-- START OF GIVEN INFORMATION --

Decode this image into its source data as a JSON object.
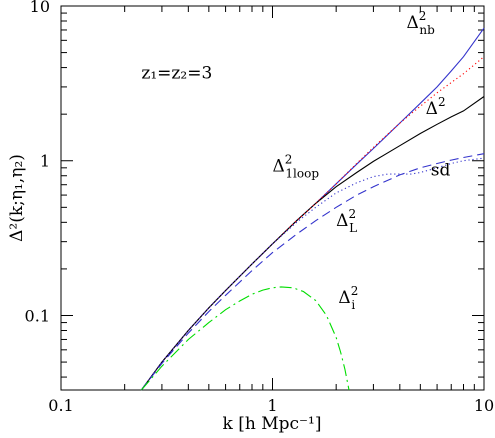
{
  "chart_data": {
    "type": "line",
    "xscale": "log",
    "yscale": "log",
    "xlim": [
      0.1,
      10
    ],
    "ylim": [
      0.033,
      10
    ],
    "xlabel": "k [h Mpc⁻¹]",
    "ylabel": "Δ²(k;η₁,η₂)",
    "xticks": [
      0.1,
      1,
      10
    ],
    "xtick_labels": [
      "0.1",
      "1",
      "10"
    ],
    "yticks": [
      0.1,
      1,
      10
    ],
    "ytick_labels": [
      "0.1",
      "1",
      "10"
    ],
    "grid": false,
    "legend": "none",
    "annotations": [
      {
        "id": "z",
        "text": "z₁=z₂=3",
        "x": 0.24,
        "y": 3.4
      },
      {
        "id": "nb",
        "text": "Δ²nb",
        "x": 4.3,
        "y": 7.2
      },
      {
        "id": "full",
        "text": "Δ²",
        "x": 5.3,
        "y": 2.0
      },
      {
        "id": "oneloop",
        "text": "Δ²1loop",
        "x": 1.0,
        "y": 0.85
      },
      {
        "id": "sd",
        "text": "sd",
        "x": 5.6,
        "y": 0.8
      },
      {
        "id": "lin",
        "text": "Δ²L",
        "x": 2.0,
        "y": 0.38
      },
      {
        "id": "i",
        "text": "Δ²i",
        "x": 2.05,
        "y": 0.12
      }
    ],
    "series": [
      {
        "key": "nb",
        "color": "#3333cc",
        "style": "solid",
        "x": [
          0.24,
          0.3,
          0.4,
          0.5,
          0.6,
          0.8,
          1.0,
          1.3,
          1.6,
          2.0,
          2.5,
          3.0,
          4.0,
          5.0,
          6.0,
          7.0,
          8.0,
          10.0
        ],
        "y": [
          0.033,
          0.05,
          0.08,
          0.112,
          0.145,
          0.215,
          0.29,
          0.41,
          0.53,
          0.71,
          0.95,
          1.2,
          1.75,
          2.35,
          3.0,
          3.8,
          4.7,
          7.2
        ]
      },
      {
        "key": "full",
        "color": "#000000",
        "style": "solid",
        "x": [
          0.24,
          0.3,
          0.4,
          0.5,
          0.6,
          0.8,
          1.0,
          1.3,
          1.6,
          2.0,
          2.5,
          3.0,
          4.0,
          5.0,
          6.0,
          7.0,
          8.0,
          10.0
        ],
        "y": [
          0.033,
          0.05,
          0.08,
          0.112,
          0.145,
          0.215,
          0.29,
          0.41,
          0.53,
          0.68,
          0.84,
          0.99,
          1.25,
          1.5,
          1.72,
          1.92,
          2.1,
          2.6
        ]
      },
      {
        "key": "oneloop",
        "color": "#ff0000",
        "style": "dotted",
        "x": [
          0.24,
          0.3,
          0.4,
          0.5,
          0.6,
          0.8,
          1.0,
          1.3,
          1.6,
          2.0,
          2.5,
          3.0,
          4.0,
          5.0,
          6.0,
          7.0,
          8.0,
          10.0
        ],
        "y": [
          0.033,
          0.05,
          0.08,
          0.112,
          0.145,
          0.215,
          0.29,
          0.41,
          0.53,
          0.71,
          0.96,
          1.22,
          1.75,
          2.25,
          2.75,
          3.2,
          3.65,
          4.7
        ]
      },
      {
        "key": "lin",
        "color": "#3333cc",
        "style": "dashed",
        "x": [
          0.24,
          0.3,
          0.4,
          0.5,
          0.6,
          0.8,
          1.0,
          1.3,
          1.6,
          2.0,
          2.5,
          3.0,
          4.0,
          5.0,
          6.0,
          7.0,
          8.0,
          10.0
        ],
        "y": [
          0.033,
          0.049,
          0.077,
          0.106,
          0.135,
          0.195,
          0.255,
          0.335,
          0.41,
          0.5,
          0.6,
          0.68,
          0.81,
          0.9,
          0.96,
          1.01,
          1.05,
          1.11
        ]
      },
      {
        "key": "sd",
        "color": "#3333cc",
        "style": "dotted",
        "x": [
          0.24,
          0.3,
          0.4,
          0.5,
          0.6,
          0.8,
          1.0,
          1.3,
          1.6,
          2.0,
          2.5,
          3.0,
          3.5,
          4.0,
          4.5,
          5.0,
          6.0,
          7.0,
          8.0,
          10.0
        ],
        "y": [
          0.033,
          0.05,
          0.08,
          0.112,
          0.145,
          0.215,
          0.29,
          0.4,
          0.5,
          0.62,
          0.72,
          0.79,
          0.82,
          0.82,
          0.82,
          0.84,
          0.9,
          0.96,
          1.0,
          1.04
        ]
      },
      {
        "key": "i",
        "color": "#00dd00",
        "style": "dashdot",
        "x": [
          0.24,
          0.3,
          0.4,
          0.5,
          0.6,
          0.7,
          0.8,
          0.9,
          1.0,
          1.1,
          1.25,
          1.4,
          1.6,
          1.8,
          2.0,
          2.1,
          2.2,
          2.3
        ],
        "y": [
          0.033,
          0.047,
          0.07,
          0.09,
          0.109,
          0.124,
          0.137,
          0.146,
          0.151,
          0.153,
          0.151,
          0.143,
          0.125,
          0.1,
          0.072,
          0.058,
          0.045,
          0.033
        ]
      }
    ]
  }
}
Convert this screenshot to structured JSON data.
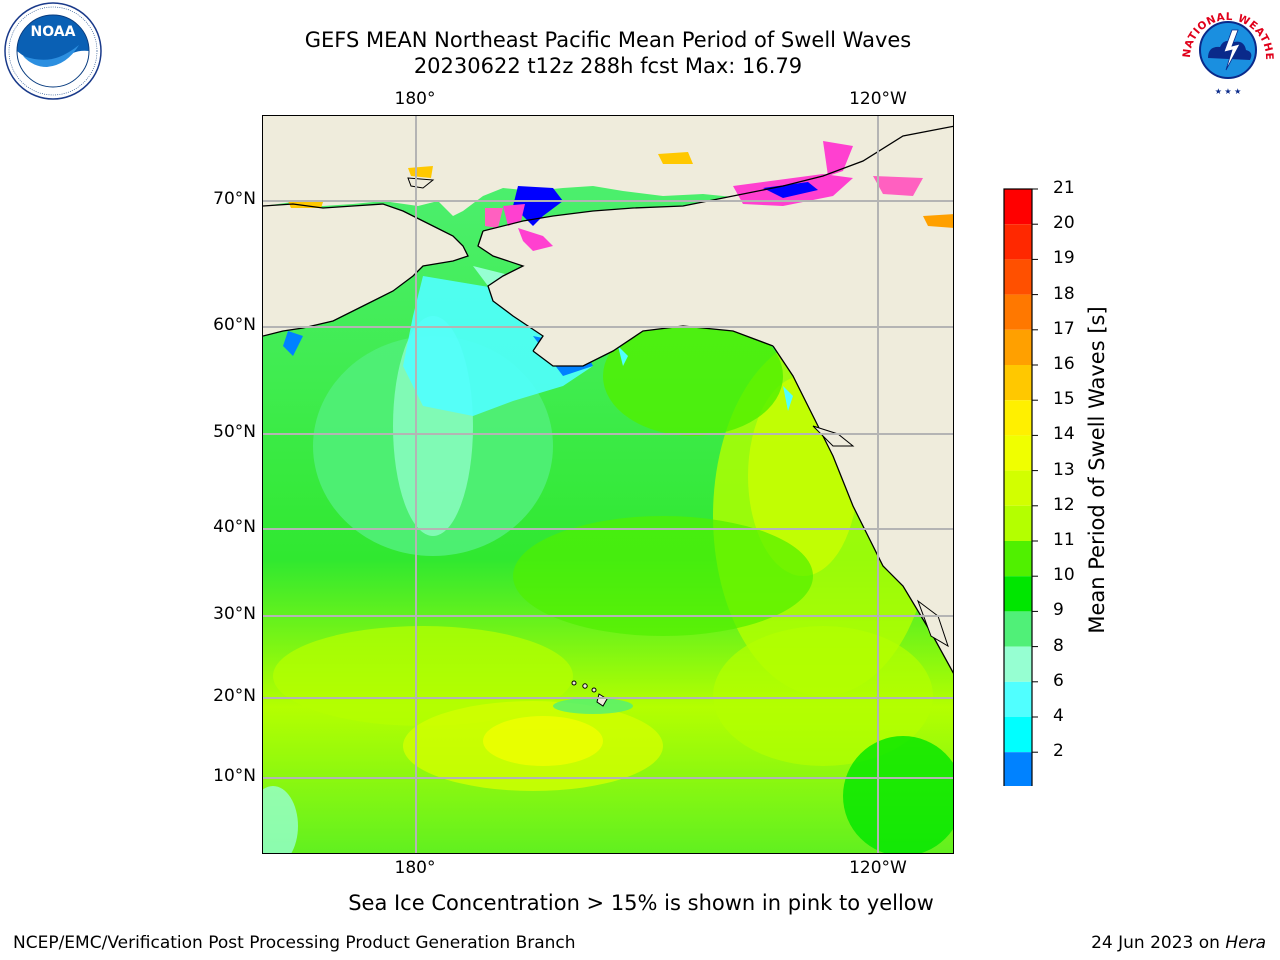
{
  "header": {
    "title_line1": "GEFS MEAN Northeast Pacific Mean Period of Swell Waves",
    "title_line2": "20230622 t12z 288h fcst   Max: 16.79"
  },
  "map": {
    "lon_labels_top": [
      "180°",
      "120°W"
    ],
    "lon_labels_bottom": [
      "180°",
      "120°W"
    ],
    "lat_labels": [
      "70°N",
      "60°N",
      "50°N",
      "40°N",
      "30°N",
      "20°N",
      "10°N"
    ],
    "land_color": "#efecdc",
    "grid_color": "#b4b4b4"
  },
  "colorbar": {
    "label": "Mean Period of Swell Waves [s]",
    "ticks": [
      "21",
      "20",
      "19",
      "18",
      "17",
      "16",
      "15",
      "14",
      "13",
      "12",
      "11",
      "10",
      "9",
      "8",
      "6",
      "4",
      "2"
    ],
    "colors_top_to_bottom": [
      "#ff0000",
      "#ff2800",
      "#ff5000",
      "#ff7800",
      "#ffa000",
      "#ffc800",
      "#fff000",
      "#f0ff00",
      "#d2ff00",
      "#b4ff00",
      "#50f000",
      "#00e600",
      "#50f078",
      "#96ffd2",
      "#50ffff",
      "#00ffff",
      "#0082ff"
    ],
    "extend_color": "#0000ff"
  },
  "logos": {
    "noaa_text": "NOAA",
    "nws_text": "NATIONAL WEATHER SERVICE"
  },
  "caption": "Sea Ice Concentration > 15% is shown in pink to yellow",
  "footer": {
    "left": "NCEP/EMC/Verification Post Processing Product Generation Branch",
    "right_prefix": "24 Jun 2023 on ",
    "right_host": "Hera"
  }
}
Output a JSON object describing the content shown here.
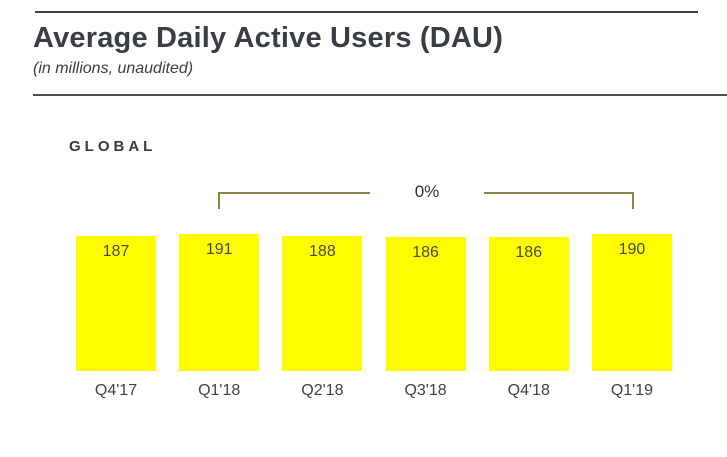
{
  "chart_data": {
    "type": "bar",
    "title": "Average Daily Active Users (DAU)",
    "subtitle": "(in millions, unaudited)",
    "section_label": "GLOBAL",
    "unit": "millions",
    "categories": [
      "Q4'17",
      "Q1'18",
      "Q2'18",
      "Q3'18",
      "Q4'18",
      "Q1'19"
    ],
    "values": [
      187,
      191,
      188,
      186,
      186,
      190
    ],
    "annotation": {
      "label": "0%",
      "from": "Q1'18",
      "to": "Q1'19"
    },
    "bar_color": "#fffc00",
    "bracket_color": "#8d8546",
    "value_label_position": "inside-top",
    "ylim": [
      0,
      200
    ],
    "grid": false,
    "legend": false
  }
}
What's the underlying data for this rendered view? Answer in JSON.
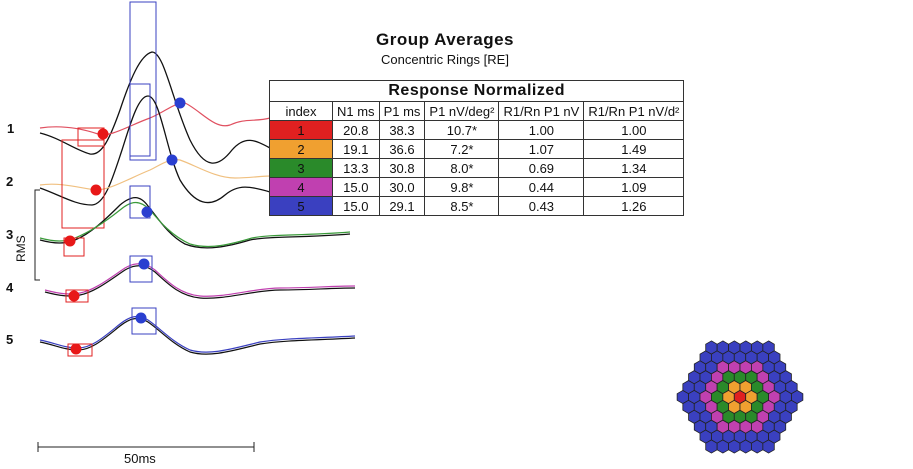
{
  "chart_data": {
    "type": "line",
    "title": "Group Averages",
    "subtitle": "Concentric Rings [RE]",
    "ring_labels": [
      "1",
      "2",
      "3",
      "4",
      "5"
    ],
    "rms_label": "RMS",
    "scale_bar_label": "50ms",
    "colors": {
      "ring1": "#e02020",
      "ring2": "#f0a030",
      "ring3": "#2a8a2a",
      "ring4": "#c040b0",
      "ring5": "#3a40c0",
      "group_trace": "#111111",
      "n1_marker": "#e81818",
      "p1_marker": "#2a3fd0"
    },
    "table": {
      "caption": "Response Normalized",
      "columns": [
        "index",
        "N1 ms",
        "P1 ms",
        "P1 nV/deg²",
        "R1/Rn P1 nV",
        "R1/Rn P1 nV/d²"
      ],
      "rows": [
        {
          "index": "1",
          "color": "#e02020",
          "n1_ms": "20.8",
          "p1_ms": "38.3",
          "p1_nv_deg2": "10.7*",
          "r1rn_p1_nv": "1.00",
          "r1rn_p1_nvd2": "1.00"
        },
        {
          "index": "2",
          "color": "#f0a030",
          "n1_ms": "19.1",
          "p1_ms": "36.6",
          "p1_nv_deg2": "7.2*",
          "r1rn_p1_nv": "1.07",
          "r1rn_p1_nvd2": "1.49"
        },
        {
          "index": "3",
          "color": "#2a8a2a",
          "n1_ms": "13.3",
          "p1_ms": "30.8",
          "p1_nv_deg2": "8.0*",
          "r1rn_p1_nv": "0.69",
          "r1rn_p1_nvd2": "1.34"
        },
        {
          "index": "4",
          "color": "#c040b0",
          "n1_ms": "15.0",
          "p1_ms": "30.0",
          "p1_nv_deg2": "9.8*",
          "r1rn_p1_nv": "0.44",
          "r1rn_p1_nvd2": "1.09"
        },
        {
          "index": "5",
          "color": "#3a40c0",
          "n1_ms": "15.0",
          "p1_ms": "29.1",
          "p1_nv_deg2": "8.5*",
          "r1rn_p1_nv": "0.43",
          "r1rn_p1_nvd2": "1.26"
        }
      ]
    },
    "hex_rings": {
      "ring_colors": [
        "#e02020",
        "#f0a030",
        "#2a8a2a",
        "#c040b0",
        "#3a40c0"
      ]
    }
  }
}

-- END OF GIVEN INFORMATION --

EXERCISE TASK: Determine how many lines of the data contain "this" and give nothing but that number.

TASK OUTPUT: 3